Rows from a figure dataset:
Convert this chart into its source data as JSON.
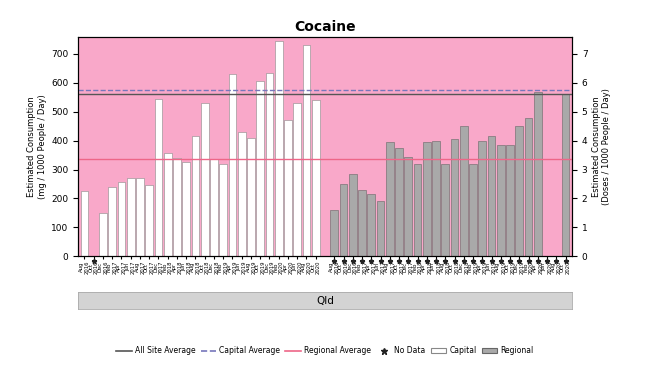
{
  "title": "Cocaine",
  "ylabel_left": "Estimated Consumption\n(mg / 1000 People / Day)",
  "ylabel_right": "Estimated Consumption\n(Doses / 1000 People / Day)",
  "xlabel": "Qld",
  "background_color": "#F9A8C9",
  "capital_color": "#FFFFFF",
  "regional_color": "#A9A9A9",
  "all_site_avg": 560,
  "capital_avg": 575,
  "regional_avg": 335,
  "ylim_left": [
    0,
    760
  ],
  "ylim_right": [
    0,
    7.6
  ],
  "capital_labels": [
    "Aug 2016",
    "Oct 2016",
    "Dec 2016",
    "Feb 2017",
    "Apr 2017",
    "Jun 2017",
    "Aug 2017",
    "Oct 2017",
    "Dec 2017",
    "Feb 2018",
    "Apr 2018",
    "Jun 2018",
    "Aug 2018",
    "Oct 2018",
    "Dec 2018",
    "Feb 2019",
    "Apr 2019",
    "Jun 2019",
    "Aug 2019",
    "Oct 2019",
    "Dec 2019",
    "Feb 2020",
    "Apr 2020",
    "Jun 2020",
    "Aug 2020",
    "Oct 2020"
  ],
  "capital_values": [
    225,
    0,
    148,
    240,
    258,
    270,
    270,
    248,
    545,
    358,
    340,
    325,
    415,
    530,
    335,
    320,
    630,
    430,
    410,
    605,
    635,
    745,
    470,
    530,
    730,
    540
  ],
  "capital_no_data": [
    0,
    1,
    0,
    0,
    0,
    0,
    0,
    0,
    0,
    0,
    0,
    0,
    0,
    0,
    0,
    0,
    0,
    0,
    0,
    0,
    0,
    0,
    0,
    0,
    0,
    0
  ],
  "regional_labels": [
    "Aug 2016",
    "Oct 2016",
    "Dec 2016",
    "Feb 2017",
    "Apr 2017",
    "Jun 2017",
    "Aug 2017",
    "Oct 2017",
    "Dec 2017",
    "Feb 2018",
    "Apr 2018",
    "Jun 2018",
    "Aug 2018",
    "Oct 2018",
    "Dec 2018",
    "Feb 2019",
    "Apr 2019",
    "Jun 2019",
    "Aug 2019",
    "Oct 2019",
    "Dec 2019",
    "Feb 2020",
    "Apr 2020",
    "Jun 2020",
    "Aug 2020",
    "Oct 2020"
  ],
  "regional_values": [
    160,
    250,
    285,
    230,
    215,
    190,
    395,
    375,
    345,
    320,
    395,
    400,
    320,
    405,
    450,
    320,
    400,
    415,
    385,
    385,
    450,
    480,
    570,
    0,
    0,
    560
  ],
  "regional_no_data": [
    1,
    1,
    1,
    1,
    1,
    1,
    1,
    1,
    1,
    1,
    1,
    1,
    1,
    1,
    1,
    1,
    1,
    1,
    1,
    1,
    1,
    1,
    1,
    1,
    1,
    1
  ]
}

■ What is needed ■
Repeat each record exactly as shown above, dropping all images.

■ Result ■
Convert this chart into its source data as JSON.
{
  "title": "Cocaine",
  "ylabel_left": "Estimated Consumption\n(mg / 1000 People / Day)",
  "ylabel_right": "Estimated Consumption\n(Doses / 1000 People / Day)",
  "xlabel": "Qld",
  "background_color": "#F9A8C9",
  "capital_color": "#FFFFFF",
  "regional_color": "#A9A9A9",
  "all_site_avg": 560,
  "capital_avg": 575,
  "regional_avg": 335,
  "ylim_left": [
    0,
    760
  ],
  "ylim_right": [
    0,
    7.6
  ],
  "capital_labels": [
    "Aug 2016",
    "Oct 2016",
    "Dec 2016",
    "Feb 2017",
    "Apr 2017",
    "Jun 2017",
    "Aug 2017",
    "Oct 2017",
    "Dec 2017",
    "Feb 2018",
    "Apr 2018",
    "Jun 2018",
    "Aug 2018",
    "Oct 2018",
    "Dec 2018",
    "Feb 2019",
    "Apr 2019",
    "Jun 2019",
    "Aug 2019",
    "Oct 2019",
    "Dec 2019",
    "Feb 2020",
    "Apr 2020",
    "Jun 2020",
    "Aug 2020",
    "Oct 2020"
  ],
  "capital_values": [
    225,
    0,
    148,
    240,
    258,
    270,
    270,
    248,
    545,
    358,
    340,
    325,
    415,
    530,
    335,
    320,
    630,
    430,
    410,
    605,
    635,
    745,
    470,
    530,
    730,
    540
  ],
  "capital_no_data": [
    0,
    1,
    0,
    0,
    0,
    0,
    0,
    0,
    0,
    0,
    0,
    0,
    0,
    0,
    0,
    0,
    0,
    0,
    0,
    0,
    0,
    0,
    0,
    0,
    0,
    0
  ],
  "regional_labels": [
    "Aug 2016",
    "Oct 2016",
    "Dec 2016",
    "Feb 2017",
    "Apr 2017",
    "Jun 2017",
    "Aug 2017",
    "Oct 2017",
    "Dec 2017",
    "Feb 2018",
    "Apr 2018",
    "Jun 2018",
    "Aug 2018",
    "Oct 2018",
    "Dec 2018",
    "Feb 2019",
    "Apr 2019",
    "Jun 2019",
    "Aug 2019",
    "Oct 2019",
    "Dec 2019",
    "Feb 2020",
    "Apr 2020",
    "Jun 2020",
    "Aug 2020",
    "Oct 2020"
  ],
  "regional_values": [
    160,
    250,
    285,
    230,
    215,
    190,
    395,
    375,
    345,
    320,
    395,
    400,
    320,
    405,
    450,
    320,
    400,
    415,
    385,
    385,
    450,
    480,
    570,
    0,
    0,
    560
  ],
  "regional_no_data": [
    1,
    1,
    1,
    1,
    1,
    1,
    1,
    1,
    1,
    1,
    1,
    1,
    1,
    1,
    1,
    1,
    1,
    1,
    1,
    1,
    1,
    1,
    1,
    1,
    1,
    1
  ]
}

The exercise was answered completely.